**JOB**
Gather every line that includes the word "Shell循环", please.

[Stored items from a collection]

>> start

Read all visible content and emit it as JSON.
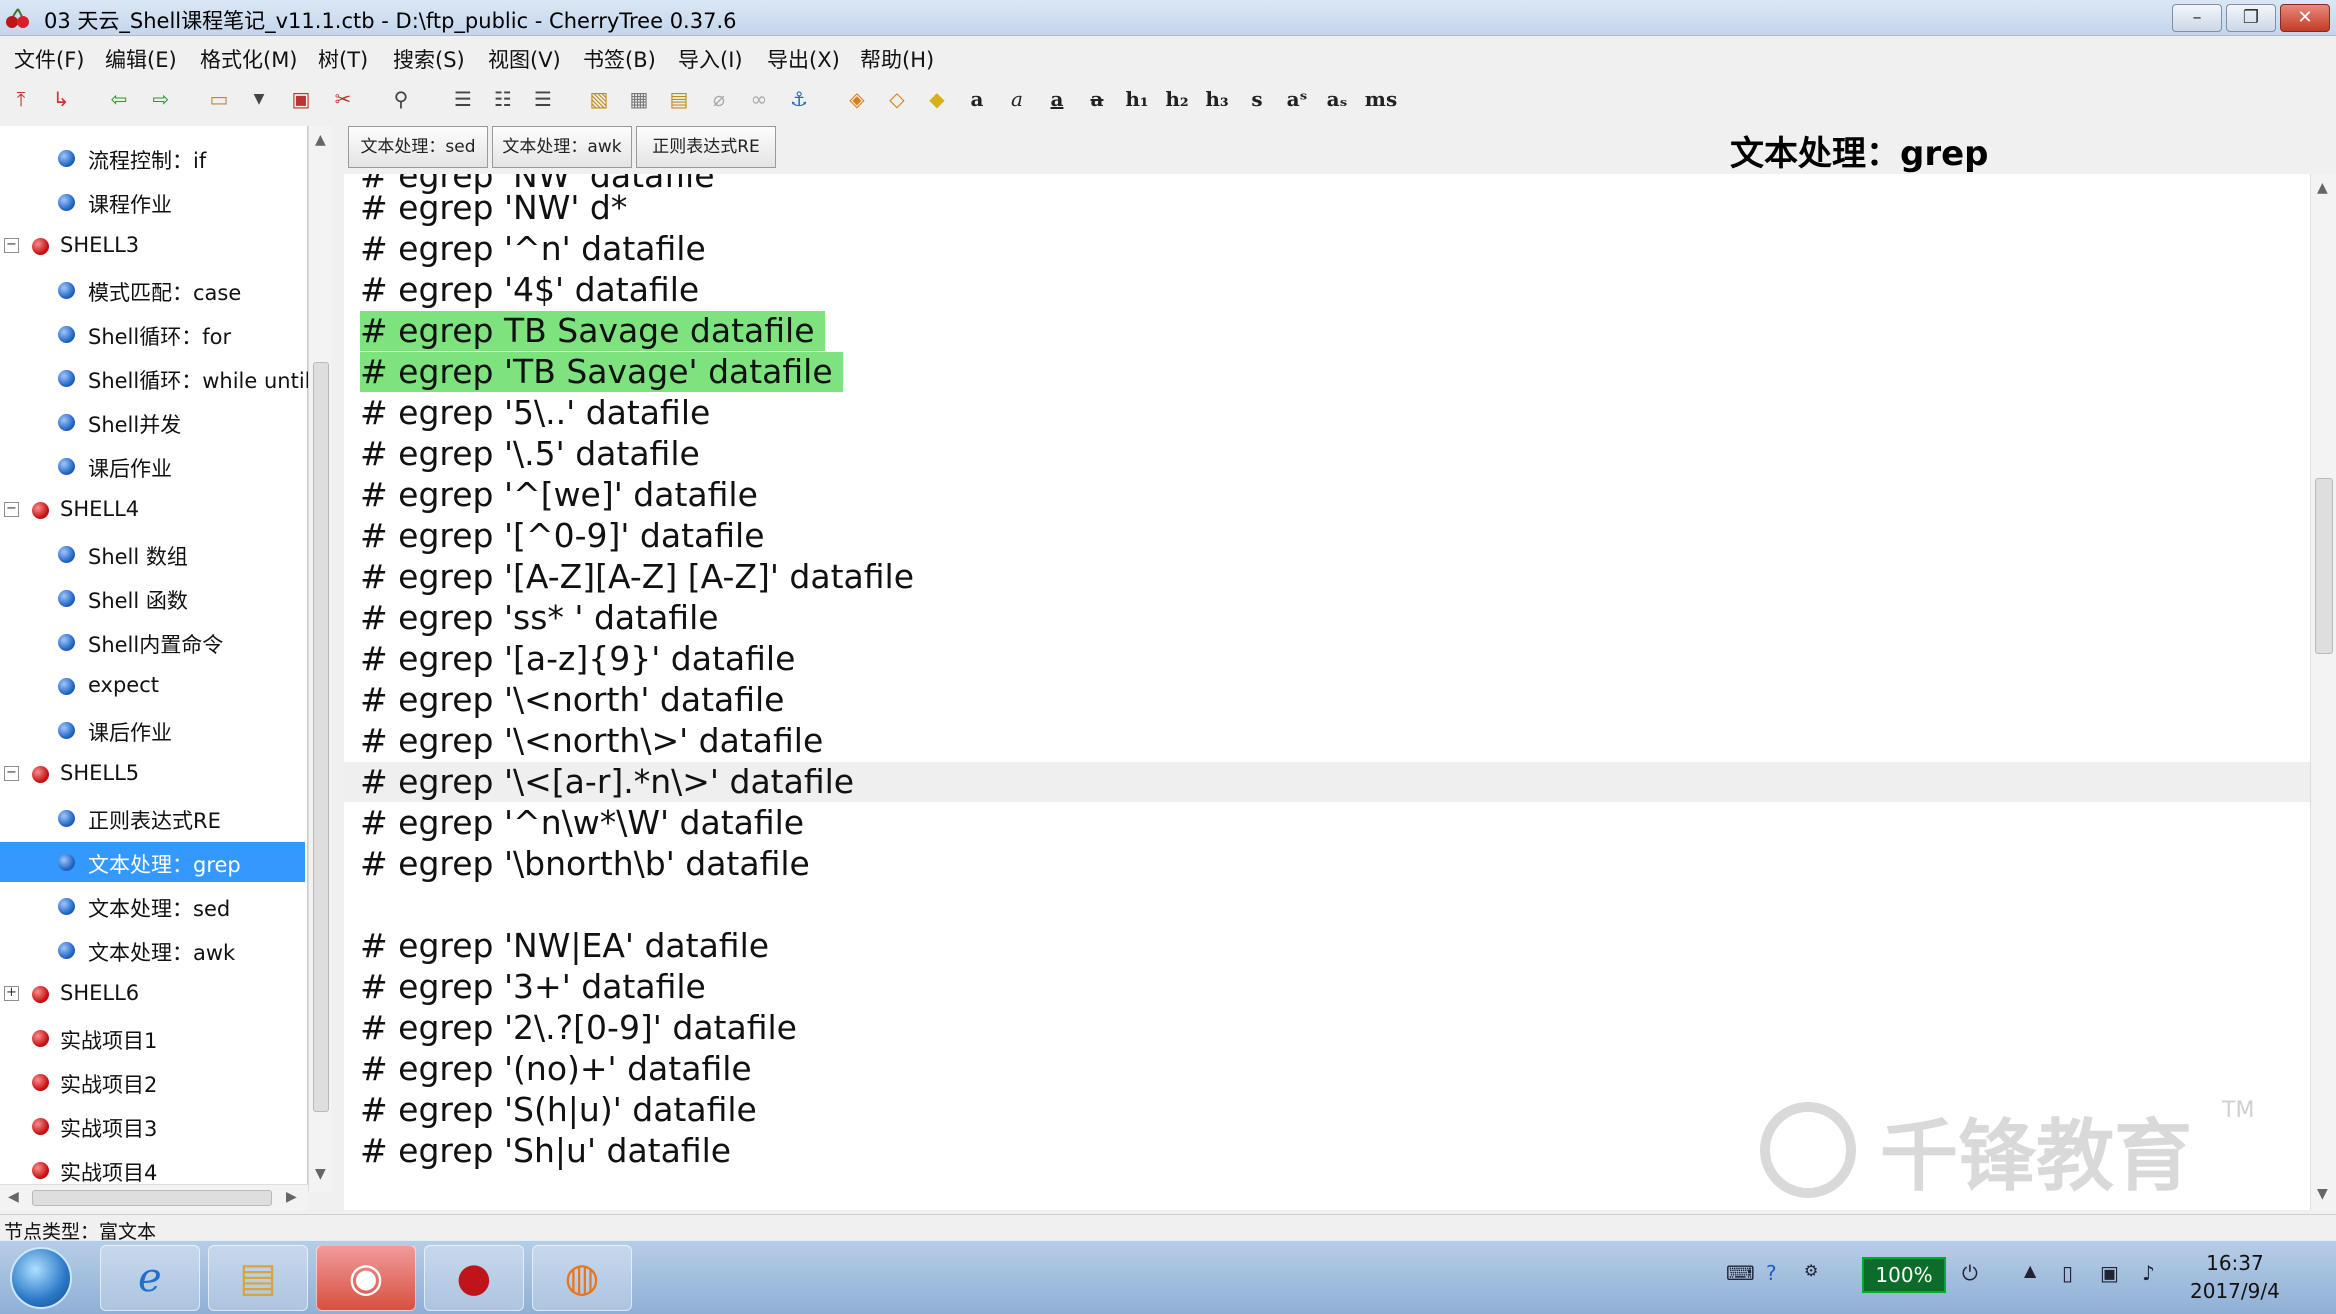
{
  "window": {
    "title": "03 天云_Shell课程笔记_v11.1.ctb - D:\\ftp_public - CherryTree 0.37.6",
    "controls": [
      "–",
      "❐",
      "✕"
    ]
  },
  "menu": [
    "文件(F)",
    "编辑(E)",
    "格式化(M)",
    "树(T)",
    "搜索(S)",
    "视图(V)",
    "书签(B)",
    "导入(I)",
    "导出(X)",
    "帮助(H)"
  ],
  "toolbar": {
    "format_labels": [
      "a",
      "a",
      "a",
      "a",
      "h₁",
      "h₂",
      "h₃",
      "s",
      "aˢ",
      "aₛ",
      "ms"
    ]
  },
  "tree": {
    "items": [
      {
        "label": "流程控制：if",
        "level": 2,
        "type": "leaf"
      },
      {
        "label": "课程作业",
        "level": 2,
        "type": "leaf"
      },
      {
        "label": "SHELL3",
        "level": 1,
        "type": "group",
        "expander": "−"
      },
      {
        "label": "模式匹配：case",
        "level": 2,
        "type": "leaf"
      },
      {
        "label": "Shell循环：for",
        "level": 2,
        "type": "leaf"
      },
      {
        "label": "Shell循环：while until",
        "level": 2,
        "type": "leaf"
      },
      {
        "label": "Shell并发",
        "level": 2,
        "type": "leaf"
      },
      {
        "label": "课后作业",
        "level": 2,
        "type": "leaf"
      },
      {
        "label": "SHELL4",
        "level": 1,
        "type": "group",
        "expander": "−"
      },
      {
        "label": "Shell 数组",
        "level": 2,
        "type": "leaf"
      },
      {
        "label": "Shell 函数",
        "level": 2,
        "type": "leaf"
      },
      {
        "label": "Shell内置命令",
        "level": 2,
        "type": "leaf"
      },
      {
        "label": "expect",
        "level": 2,
        "type": "leaf"
      },
      {
        "label": "课后作业",
        "level": 2,
        "type": "leaf"
      },
      {
        "label": "SHELL5",
        "level": 1,
        "type": "group",
        "expander": "−"
      },
      {
        "label": "正则表达式RE",
        "level": 2,
        "type": "leaf"
      },
      {
        "label": "文本处理：grep",
        "level": 2,
        "type": "leaf",
        "selected": true
      },
      {
        "label": "文本处理：sed",
        "level": 2,
        "type": "leaf"
      },
      {
        "label": "文本处理：awk",
        "level": 2,
        "type": "leaf"
      },
      {
        "label": "SHELL6",
        "level": 1,
        "type": "group",
        "expander": "+"
      },
      {
        "label": "实战项目1",
        "level": 1,
        "type": "leaf"
      },
      {
        "label": "实战项目2",
        "level": 1,
        "type": "leaf"
      },
      {
        "label": "实战项目3",
        "level": 1,
        "type": "leaf"
      },
      {
        "label": "实战项目4",
        "level": 1,
        "type": "leaf"
      }
    ]
  },
  "tabs": [
    "文本处理：sed",
    "文本处理：awk",
    "正则表达式RE"
  ],
  "node_title": "文本处理：grep",
  "editor": {
    "partial_top_line": "# egrep 'NW' datafile",
    "lines": [
      "# egrep 'NW' d*",
      "# egrep '^n' datafile",
      "# egrep '4$' datafile",
      "# egrep TB Savage datafile",
      "# egrep 'TB Savage' datafile",
      "# egrep '5\\..' datafile",
      "# egrep '\\.5' datafile",
      "# egrep '^[we]' datafile",
      "# egrep '[^0-9]' datafile",
      "# egrep '[A-Z][A-Z] [A-Z]' datafile",
      "# egrep 'ss* ' datafile",
      "# egrep '[a-z]{9}' datafile",
      "# egrep '\\<north' datafile",
      "# egrep '\\<north\\>' datafile",
      "# egrep '\\<[a-r].*n\\>' datafile",
      "# egrep '^n\\w*\\W' datafile",
      "# egrep '\\bnorth\\b' datafile",
      "",
      "# egrep 'NW|EA' datafile",
      "# egrep '3+' datafile",
      "# egrep '2\\.?[0-9]' datafile",
      "# egrep '(no)+' datafile",
      "# egrep 'S(h|u)' datafile",
      "# egrep 'Sh|u' datafile"
    ]
  },
  "watermark": {
    "text": "千锋教育",
    "tm": "TM"
  },
  "status": "节点类型：富文本",
  "taskbar": {
    "battery": "100%",
    "time": "16:37",
    "date": "2017/9/4"
  },
  "colors": {
    "highlight": "#7ee37e",
    "selection": "#3399ff",
    "regex_red": "#e01e1e"
  }
}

>> end

**RESULT OF THE EXERCISE**
        "label": "Shell循环：for",
        "label": "Shell循环：while until",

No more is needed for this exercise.